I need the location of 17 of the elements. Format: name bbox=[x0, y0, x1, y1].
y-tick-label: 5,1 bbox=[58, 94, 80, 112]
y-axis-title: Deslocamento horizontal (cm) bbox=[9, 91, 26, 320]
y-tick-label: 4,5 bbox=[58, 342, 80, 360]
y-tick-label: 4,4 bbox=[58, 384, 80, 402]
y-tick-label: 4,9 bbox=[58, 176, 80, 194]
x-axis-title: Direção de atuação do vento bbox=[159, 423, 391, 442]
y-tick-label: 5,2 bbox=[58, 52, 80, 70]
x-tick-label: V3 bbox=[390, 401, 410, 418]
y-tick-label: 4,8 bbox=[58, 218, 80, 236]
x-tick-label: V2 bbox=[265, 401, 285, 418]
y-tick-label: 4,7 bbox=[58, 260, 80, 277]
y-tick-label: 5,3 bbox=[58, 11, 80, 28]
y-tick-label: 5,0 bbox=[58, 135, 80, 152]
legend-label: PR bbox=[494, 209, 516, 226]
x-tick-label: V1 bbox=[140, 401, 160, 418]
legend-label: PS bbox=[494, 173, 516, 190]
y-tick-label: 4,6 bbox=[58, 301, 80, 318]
════════════════
Rewrite the entries above, putting "legend-item" wherever "legend-label" appears and leaving everything else unchanged.

- Exercise output -
I need the location of 17 of the elements. Format: name bbox=[x0, y0, x1, y1].
y-tick-label: 5,1 bbox=[58, 94, 80, 112]
y-axis-title: Deslocamento horizontal (cm) bbox=[9, 91, 26, 320]
y-tick-label: 4,5 bbox=[58, 342, 80, 360]
y-tick-label: 4,4 bbox=[58, 384, 80, 402]
y-tick-label: 4,9 bbox=[58, 176, 80, 194]
x-axis-title: Direção de atuação do vento bbox=[159, 423, 391, 442]
y-tick-label: 5,2 bbox=[58, 52, 80, 70]
x-tick-label: V3 bbox=[390, 401, 410, 418]
y-tick-label: 4,8 bbox=[58, 218, 80, 236]
x-tick-label: V2 bbox=[265, 401, 285, 418]
y-tick-label: 4,7 bbox=[58, 260, 80, 277]
y-tick-label: 5,3 bbox=[58, 11, 80, 28]
y-tick-label: 5,0 bbox=[58, 135, 80, 152]
legend-item: PR bbox=[494, 209, 516, 226]
x-tick-label: V1 bbox=[140, 401, 160, 418]
legend-item: PS bbox=[494, 173, 516, 190]
y-tick-label: 4,6 bbox=[58, 301, 80, 318]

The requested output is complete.